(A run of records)
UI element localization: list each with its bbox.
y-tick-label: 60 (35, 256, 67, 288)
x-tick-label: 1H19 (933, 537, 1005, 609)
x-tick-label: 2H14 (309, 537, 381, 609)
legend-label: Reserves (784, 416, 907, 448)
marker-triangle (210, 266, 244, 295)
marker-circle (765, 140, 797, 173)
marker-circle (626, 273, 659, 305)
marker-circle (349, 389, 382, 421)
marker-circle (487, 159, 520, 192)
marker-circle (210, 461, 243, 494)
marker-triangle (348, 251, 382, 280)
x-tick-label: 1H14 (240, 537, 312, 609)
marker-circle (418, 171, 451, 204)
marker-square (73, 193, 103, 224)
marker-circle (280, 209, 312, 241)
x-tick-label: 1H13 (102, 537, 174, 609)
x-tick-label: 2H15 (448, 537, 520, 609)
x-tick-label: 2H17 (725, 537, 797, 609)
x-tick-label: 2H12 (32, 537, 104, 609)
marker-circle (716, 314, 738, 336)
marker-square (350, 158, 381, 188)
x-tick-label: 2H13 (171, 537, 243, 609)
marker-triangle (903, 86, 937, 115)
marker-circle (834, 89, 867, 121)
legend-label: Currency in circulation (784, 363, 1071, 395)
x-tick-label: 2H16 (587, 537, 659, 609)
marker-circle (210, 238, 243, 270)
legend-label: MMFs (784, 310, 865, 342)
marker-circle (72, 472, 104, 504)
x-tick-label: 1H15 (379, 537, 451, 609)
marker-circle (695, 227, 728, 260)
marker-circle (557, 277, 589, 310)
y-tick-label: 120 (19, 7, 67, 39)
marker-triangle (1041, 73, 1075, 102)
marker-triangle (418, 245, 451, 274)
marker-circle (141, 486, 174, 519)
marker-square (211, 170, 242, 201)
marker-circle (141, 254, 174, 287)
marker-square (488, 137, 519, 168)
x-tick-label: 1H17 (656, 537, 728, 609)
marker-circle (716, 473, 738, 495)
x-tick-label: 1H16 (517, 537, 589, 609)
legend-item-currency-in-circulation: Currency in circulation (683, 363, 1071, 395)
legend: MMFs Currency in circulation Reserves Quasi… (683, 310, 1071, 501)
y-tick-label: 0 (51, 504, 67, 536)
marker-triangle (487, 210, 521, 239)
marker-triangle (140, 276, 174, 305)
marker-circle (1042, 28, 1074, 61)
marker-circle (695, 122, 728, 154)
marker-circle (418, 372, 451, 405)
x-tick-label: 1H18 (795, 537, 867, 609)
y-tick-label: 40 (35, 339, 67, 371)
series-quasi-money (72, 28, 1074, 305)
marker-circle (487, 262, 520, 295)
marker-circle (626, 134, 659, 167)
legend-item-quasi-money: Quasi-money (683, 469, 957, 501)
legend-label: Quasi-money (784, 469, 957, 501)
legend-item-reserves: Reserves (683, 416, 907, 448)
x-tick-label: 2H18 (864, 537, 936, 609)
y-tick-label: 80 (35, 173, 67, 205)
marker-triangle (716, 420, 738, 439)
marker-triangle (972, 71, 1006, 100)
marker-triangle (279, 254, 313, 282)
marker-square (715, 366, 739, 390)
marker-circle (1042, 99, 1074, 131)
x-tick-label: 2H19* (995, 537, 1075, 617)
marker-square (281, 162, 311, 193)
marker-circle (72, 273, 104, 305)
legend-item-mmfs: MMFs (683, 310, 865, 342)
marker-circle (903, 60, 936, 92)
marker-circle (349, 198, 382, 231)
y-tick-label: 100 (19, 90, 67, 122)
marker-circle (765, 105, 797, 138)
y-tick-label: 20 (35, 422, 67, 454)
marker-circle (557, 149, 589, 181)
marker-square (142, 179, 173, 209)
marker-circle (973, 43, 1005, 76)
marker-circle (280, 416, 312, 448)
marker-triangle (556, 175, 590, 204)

---

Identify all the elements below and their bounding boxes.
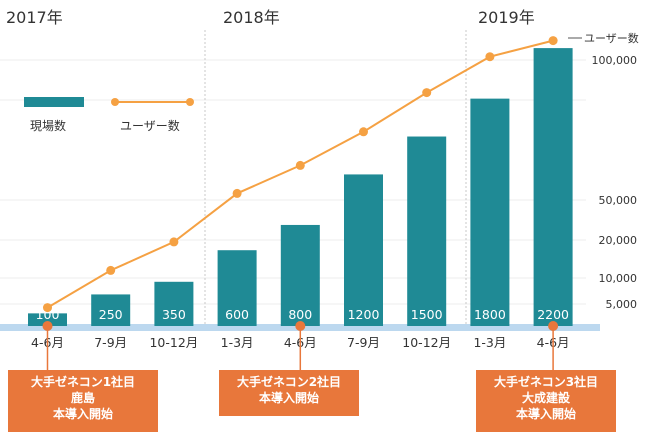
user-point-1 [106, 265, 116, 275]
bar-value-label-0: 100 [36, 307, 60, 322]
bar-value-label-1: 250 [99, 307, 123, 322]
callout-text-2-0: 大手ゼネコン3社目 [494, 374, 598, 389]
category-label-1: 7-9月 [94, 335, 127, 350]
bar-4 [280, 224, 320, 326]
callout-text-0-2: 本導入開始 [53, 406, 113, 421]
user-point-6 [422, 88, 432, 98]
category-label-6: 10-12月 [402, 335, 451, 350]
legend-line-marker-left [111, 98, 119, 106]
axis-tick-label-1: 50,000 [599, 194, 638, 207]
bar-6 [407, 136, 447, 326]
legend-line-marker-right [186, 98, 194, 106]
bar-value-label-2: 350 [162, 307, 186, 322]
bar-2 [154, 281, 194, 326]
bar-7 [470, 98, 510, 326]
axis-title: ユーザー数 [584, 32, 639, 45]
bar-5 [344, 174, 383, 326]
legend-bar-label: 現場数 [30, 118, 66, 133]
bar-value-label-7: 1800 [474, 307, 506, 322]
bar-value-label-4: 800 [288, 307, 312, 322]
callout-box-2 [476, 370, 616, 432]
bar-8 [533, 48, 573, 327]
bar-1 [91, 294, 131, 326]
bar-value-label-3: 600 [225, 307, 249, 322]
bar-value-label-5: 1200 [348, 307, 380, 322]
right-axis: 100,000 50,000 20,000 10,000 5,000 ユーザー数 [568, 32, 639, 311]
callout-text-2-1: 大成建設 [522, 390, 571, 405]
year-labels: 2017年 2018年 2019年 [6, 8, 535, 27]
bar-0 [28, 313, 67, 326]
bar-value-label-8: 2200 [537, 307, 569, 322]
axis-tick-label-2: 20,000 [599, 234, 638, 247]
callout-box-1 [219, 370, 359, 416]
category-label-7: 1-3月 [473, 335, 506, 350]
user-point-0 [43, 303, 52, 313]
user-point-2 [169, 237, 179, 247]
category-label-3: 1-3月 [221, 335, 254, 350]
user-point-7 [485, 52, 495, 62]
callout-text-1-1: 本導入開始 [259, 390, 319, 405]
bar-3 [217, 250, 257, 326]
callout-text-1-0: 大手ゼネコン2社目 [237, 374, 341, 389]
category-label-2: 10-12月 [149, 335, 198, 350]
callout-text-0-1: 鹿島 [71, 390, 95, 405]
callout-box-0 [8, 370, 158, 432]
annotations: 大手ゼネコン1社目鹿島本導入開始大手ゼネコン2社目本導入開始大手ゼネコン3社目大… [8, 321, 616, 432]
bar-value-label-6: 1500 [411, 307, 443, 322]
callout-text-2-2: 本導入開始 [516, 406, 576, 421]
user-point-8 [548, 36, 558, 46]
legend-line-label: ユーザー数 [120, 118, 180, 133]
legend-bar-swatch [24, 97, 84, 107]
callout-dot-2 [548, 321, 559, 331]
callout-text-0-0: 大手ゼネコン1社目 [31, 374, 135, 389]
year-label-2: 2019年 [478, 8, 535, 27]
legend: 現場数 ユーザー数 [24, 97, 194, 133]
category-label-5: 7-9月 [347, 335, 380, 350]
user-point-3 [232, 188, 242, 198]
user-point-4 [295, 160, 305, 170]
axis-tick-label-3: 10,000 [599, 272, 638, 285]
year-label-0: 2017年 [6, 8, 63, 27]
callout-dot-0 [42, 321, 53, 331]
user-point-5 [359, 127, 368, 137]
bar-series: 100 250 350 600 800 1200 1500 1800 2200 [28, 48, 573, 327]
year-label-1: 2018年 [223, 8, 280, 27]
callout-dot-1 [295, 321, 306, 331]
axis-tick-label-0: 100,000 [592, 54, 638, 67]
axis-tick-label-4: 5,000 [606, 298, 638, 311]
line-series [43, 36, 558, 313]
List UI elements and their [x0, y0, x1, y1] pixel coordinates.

• _Exercise instructions_
Return, word for word, the lines of the data above from the line containing "UI element localization: list" through the line containing "marker-circle (716, 314, 738, 336)", both included.

• _Answer to this exercise_
UI element localization: list each with its bbox.
y-tick-label: 60 (35, 256, 67, 288)
x-tick-label: 1H19 (933, 537, 1005, 609)
x-tick-label: 2H14 (309, 537, 381, 609)
legend-label: Reserves (784, 416, 907, 448)
marker-triangle (210, 266, 244, 295)
marker-circle (765, 140, 797, 173)
marker-circle (626, 273, 659, 305)
marker-circle (349, 389, 382, 421)
marker-circle (487, 159, 520, 192)
marker-circle (210, 461, 243, 494)
marker-triangle (348, 251, 382, 280)
x-tick-label: 1H14 (240, 537, 312, 609)
marker-circle (418, 171, 451, 204)
marker-square (73, 193, 103, 224)
marker-circle (280, 209, 312, 241)
x-tick-label: 1H13 (102, 537, 174, 609)
x-tick-label: 2H15 (448, 537, 520, 609)
x-tick-label: 2H17 (725, 537, 797, 609)
x-tick-label: 2H12 (32, 537, 104, 609)
marker-circle (716, 314, 738, 336)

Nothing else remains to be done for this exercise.